Write out the data below in full, unchanged, minus the images.

[Input data]
# # # # #
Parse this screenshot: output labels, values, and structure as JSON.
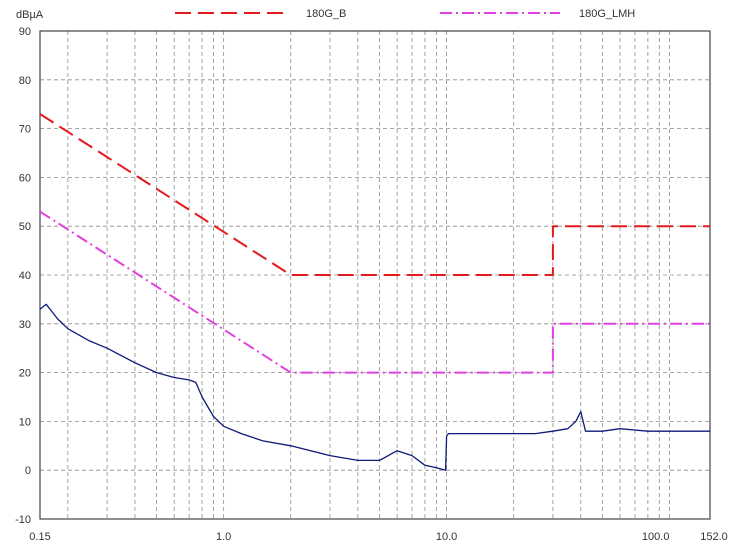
{
  "chart_data": {
    "type": "line",
    "y_unit": "dBµA",
    "x_scale": "log",
    "xlim": [
      0.15,
      152.0
    ],
    "ylim": [
      -10,
      90
    ],
    "grid": true,
    "legend_position": "top",
    "y_ticks": [
      "90",
      "80",
      "70",
      "60",
      "50",
      "40",
      "30",
      "20",
      "10",
      "0",
      "-10"
    ],
    "y_tick_values": [
      90,
      80,
      70,
      60,
      50,
      40,
      30,
      20,
      10,
      0,
      -10
    ],
    "x_ticks": [
      "0.15",
      "1.0",
      "10.0",
      "100.0",
      "152.0"
    ],
    "x_tick_values": [
      0.15,
      1.0,
      10.0,
      100.0,
      152.0
    ],
    "series": [
      {
        "name": "180G_B",
        "color": "#e31a1c",
        "style": "dashed",
        "points": [
          [
            0.15,
            73
          ],
          [
            2.0,
            40
          ],
          [
            30.0,
            40
          ],
          [
            30.0,
            50
          ],
          [
            152.0,
            50
          ]
        ]
      },
      {
        "name": "180G_LMH",
        "color": "#e040e0",
        "style": "dashdot",
        "points": [
          [
            0.15,
            53
          ],
          [
            2.0,
            20
          ],
          [
            30.0,
            20
          ],
          [
            30.0,
            30
          ],
          [
            152.0,
            30
          ]
        ]
      },
      {
        "name": "",
        "color": "#0d1a7a",
        "style": "solid",
        "points": [
          [
            0.15,
            33
          ],
          [
            0.16,
            34
          ],
          [
            0.18,
            31
          ],
          [
            0.2,
            29
          ],
          [
            0.25,
            26.5
          ],
          [
            0.3,
            25
          ],
          [
            0.4,
            22
          ],
          [
            0.5,
            20
          ],
          [
            0.6,
            19
          ],
          [
            0.7,
            18.5
          ],
          [
            0.75,
            18
          ],
          [
            0.8,
            15
          ],
          [
            0.9,
            11
          ],
          [
            1.0,
            9
          ],
          [
            1.2,
            7.5
          ],
          [
            1.5,
            6
          ],
          [
            2.0,
            5
          ],
          [
            3.0,
            3
          ],
          [
            4.0,
            2
          ],
          [
            5.0,
            2
          ],
          [
            6.0,
            4
          ],
          [
            7.0,
            3
          ],
          [
            8.0,
            1
          ],
          [
            9.0,
            0.5
          ],
          [
            9.9,
            0
          ],
          [
            10.0,
            7
          ],
          [
            10.2,
            7.5
          ],
          [
            15.0,
            7.5
          ],
          [
            20.0,
            7.5
          ],
          [
            25.0,
            7.5
          ],
          [
            30.0,
            8
          ],
          [
            35.0,
            8.5
          ],
          [
            38.0,
            10
          ],
          [
            40.0,
            12
          ],
          [
            42.0,
            8
          ],
          [
            50.0,
            8
          ],
          [
            60.0,
            8.5
          ],
          [
            80.0,
            8
          ],
          [
            100.0,
            8
          ],
          [
            130.0,
            8
          ],
          [
            152.0,
            8
          ]
        ]
      }
    ]
  },
  "colors": {
    "background": "#ffffff",
    "grid": "#8c8c8c",
    "frame": "#444444"
  }
}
# # # # #
[Worked answer]
Parse this screenshot: output labels, values, and structure as JSON.
{
  "chart_data": {
    "type": "line",
    "y_unit": "dBµA",
    "x_scale": "log",
    "xlim": [
      0.15,
      152.0
    ],
    "ylim": [
      -10,
      90
    ],
    "grid": true,
    "legend_position": "top",
    "y_ticks": [
      "90",
      "80",
      "70",
      "60",
      "50",
      "40",
      "30",
      "20",
      "10",
      "0",
      "-10"
    ],
    "y_tick_values": [
      90,
      80,
      70,
      60,
      50,
      40,
      30,
      20,
      10,
      0,
      -10
    ],
    "x_ticks": [
      "0.15",
      "1.0",
      "10.0",
      "100.0",
      "152.0"
    ],
    "x_tick_values": [
      0.15,
      1.0,
      10.0,
      100.0,
      152.0
    ],
    "series": [
      {
        "name": "180G_B",
        "color": "#e31a1c",
        "style": "dashed",
        "points": [
          [
            0.15,
            73
          ],
          [
            2.0,
            40
          ],
          [
            30.0,
            40
          ],
          [
            30.0,
            50
          ],
          [
            152.0,
            50
          ]
        ]
      },
      {
        "name": "180G_LMH",
        "color": "#e040e0",
        "style": "dashdot",
        "points": [
          [
            0.15,
            53
          ],
          [
            2.0,
            20
          ],
          [
            30.0,
            20
          ],
          [
            30.0,
            30
          ],
          [
            152.0,
            30
          ]
        ]
      },
      {
        "name": "",
        "color": "#0d1a7a",
        "style": "solid",
        "points": [
          [
            0.15,
            33
          ],
          [
            0.16,
            34
          ],
          [
            0.18,
            31
          ],
          [
            0.2,
            29
          ],
          [
            0.25,
            26.5
          ],
          [
            0.3,
            25
          ],
          [
            0.4,
            22
          ],
          [
            0.5,
            20
          ],
          [
            0.6,
            19
          ],
          [
            0.7,
            18.5
          ],
          [
            0.75,
            18
          ],
          [
            0.8,
            15
          ],
          [
            0.9,
            11
          ],
          [
            1.0,
            9
          ],
          [
            1.2,
            7.5
          ],
          [
            1.5,
            6
          ],
          [
            2.0,
            5
          ],
          [
            3.0,
            3
          ],
          [
            4.0,
            2
          ],
          [
            5.0,
            2
          ],
          [
            6.0,
            4
          ],
          [
            7.0,
            3
          ],
          [
            8.0,
            1
          ],
          [
            9.0,
            0.5
          ],
          [
            9.9,
            0
          ],
          [
            10.0,
            7
          ],
          [
            10.2,
            7.5
          ],
          [
            15.0,
            7.5
          ],
          [
            20.0,
            7.5
          ],
          [
            25.0,
            7.5
          ],
          [
            30.0,
            8
          ],
          [
            35.0,
            8.5
          ],
          [
            38.0,
            10
          ],
          [
            40.0,
            12
          ],
          [
            42.0,
            8
          ],
          [
            50.0,
            8
          ],
          [
            60.0,
            8.5
          ],
          [
            80.0,
            8
          ],
          [
            100.0,
            8
          ],
          [
            130.0,
            8
          ],
          [
            152.0,
            8
          ]
        ]
      }
    ]
  },
  "colors": {
    "background": "#ffffff",
    "grid": "#8c8c8c",
    "frame": "#444444"
  }
}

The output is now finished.